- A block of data
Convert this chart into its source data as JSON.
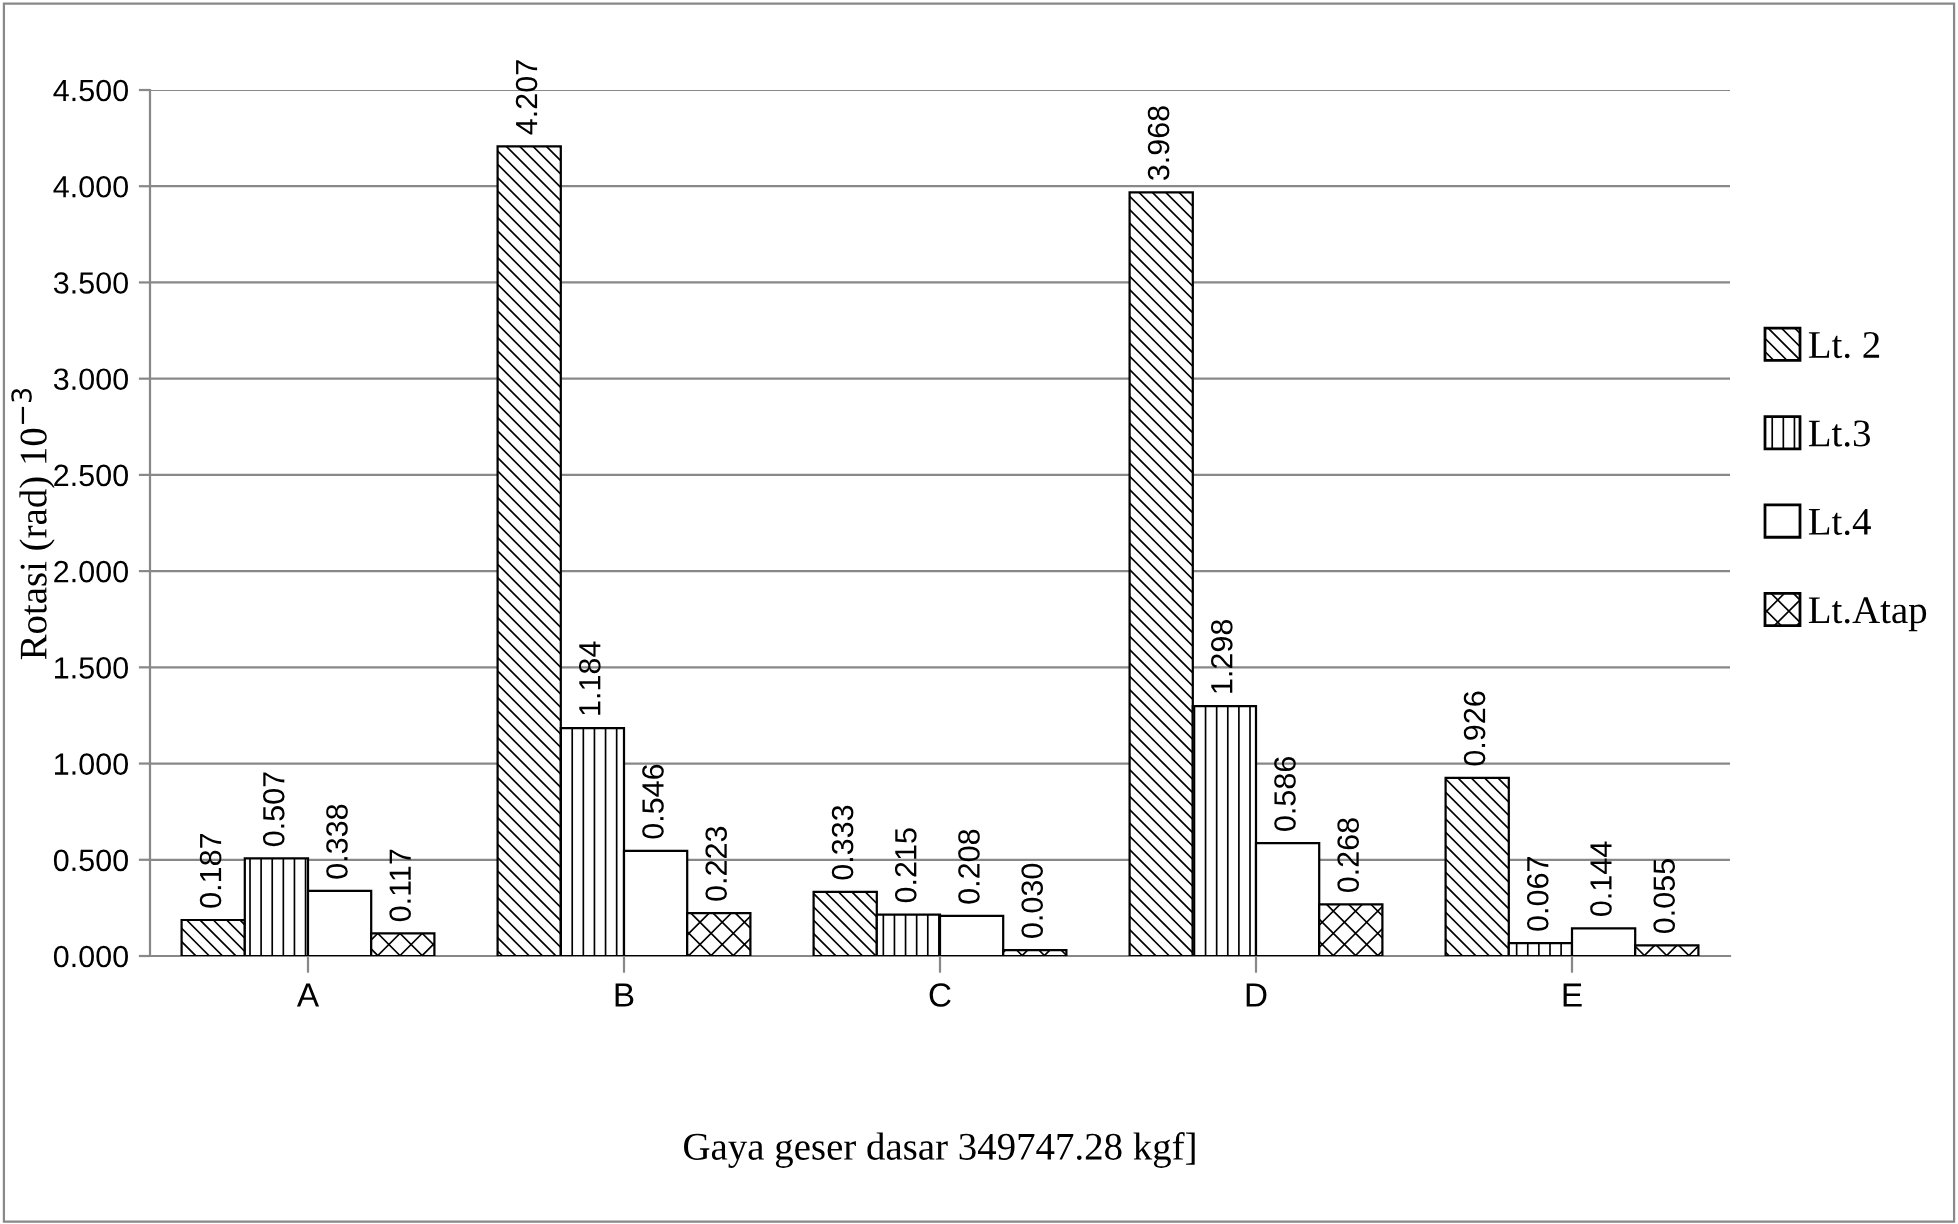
{
  "chart_data": {
    "type": "bar",
    "xlabel": "Gaya geser dasar 349747.28 kgf]",
    "ylabel": "Rotasi (rad) 10$^{−3}$",
    "categories": [
      "A",
      "B",
      "C",
      "D",
      "E"
    ],
    "series": [
      {
        "name": "Lt. 2",
        "color": "#000000",
        "values": [
          0.187,
          4.207,
          0.333,
          3.968,
          0.926
        ],
        "value_labels": [
          "0.187",
          "4.207",
          "0.333",
          "3.968",
          "0.926"
        ]
      },
      {
        "name": "Lt.3",
        "color": "#000000",
        "values": [
          0.507,
          1.184,
          0.215,
          1.298,
          0.067
        ],
        "value_labels": [
          "0.507",
          "1.184",
          "0.215",
          "1.298",
          "0.067"
        ]
      },
      {
        "name": "Lt.4",
        "color": "#000000",
        "values": [
          0.338,
          0.546,
          0.208,
          0.586,
          0.144
        ],
        "value_labels": [
          "0.338",
          "0.546",
          "0.208",
          "0.586",
          "0.144"
        ]
      },
      {
        "name": "Lt.Atap",
        "color": "#000000",
        "values": [
          0.117,
          0.223,
          0.03,
          0.268,
          0.055
        ],
        "value_labels": [
          "0.117",
          "0.223",
          "0.030",
          "0.268",
          "0.055"
        ]
      }
    ],
    "ylim": [
      0,
      4.5
    ],
    "yticks": [
      {
        "value": 0,
        "label": "0.000"
      },
      {
        "value": 0.5,
        "label": "0.500"
      },
      {
        "value": 1,
        "label": "1.000"
      },
      {
        "value": 1.5,
        "label": "1.500"
      },
      {
        "value": 2,
        "label": "2.000"
      },
      {
        "value": 2.5,
        "label": "2.500"
      },
      {
        "value": 3,
        "label": "3.000"
      },
      {
        "value": 3.5,
        "label": "3.500"
      },
      {
        "value": 4,
        "label": "4.000"
      },
      {
        "value": 4.5,
        "label": "4.500"
      }
    ],
    "grid": "y",
    "legend": "right"
  }
}
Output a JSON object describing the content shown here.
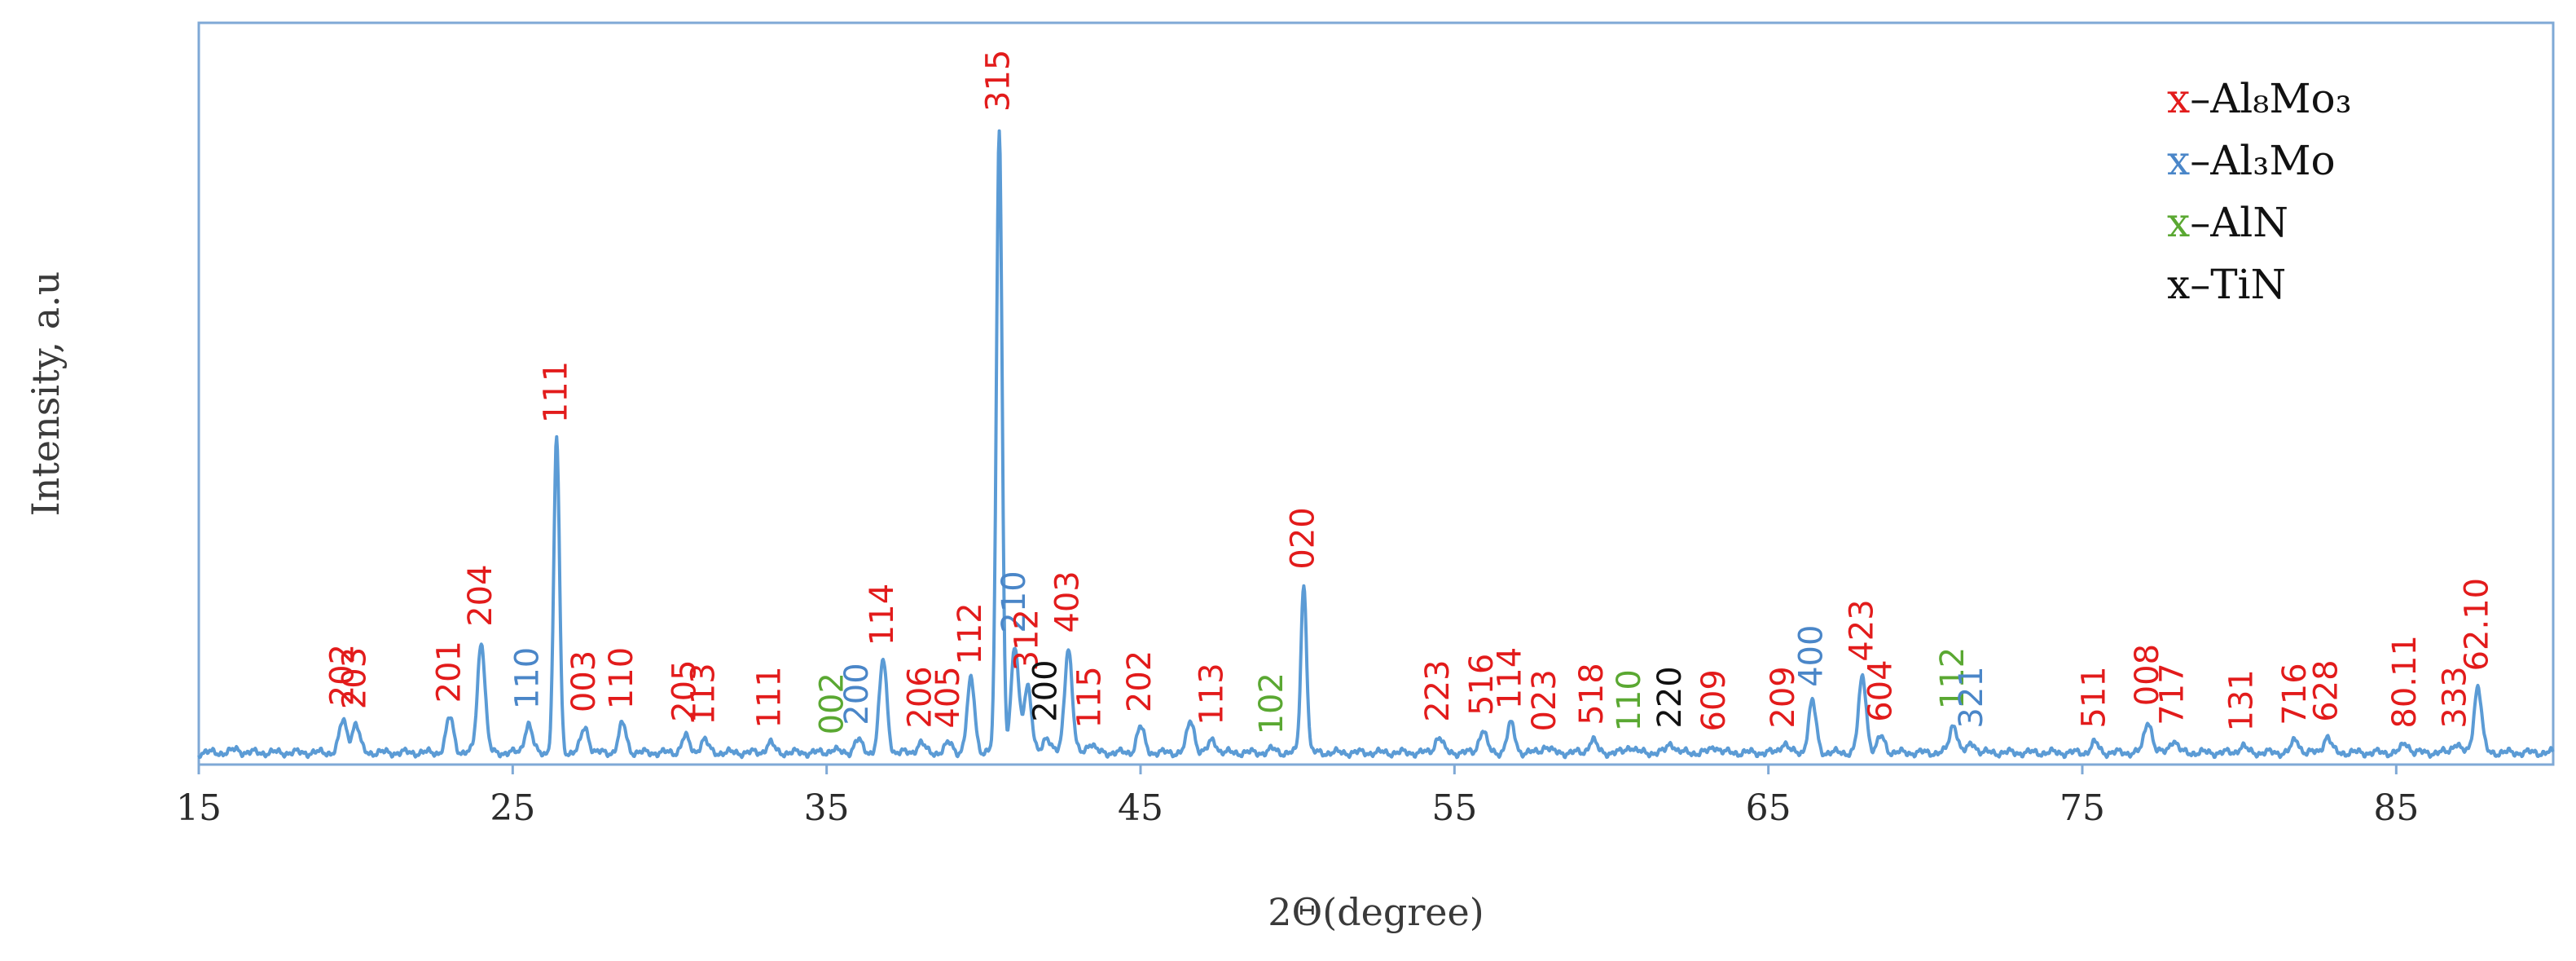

- EXERCISE BRIEF
Considering only the records above, state the number of lines that include the word "name", with nothing added.

- EXERCISE RESPONSE
4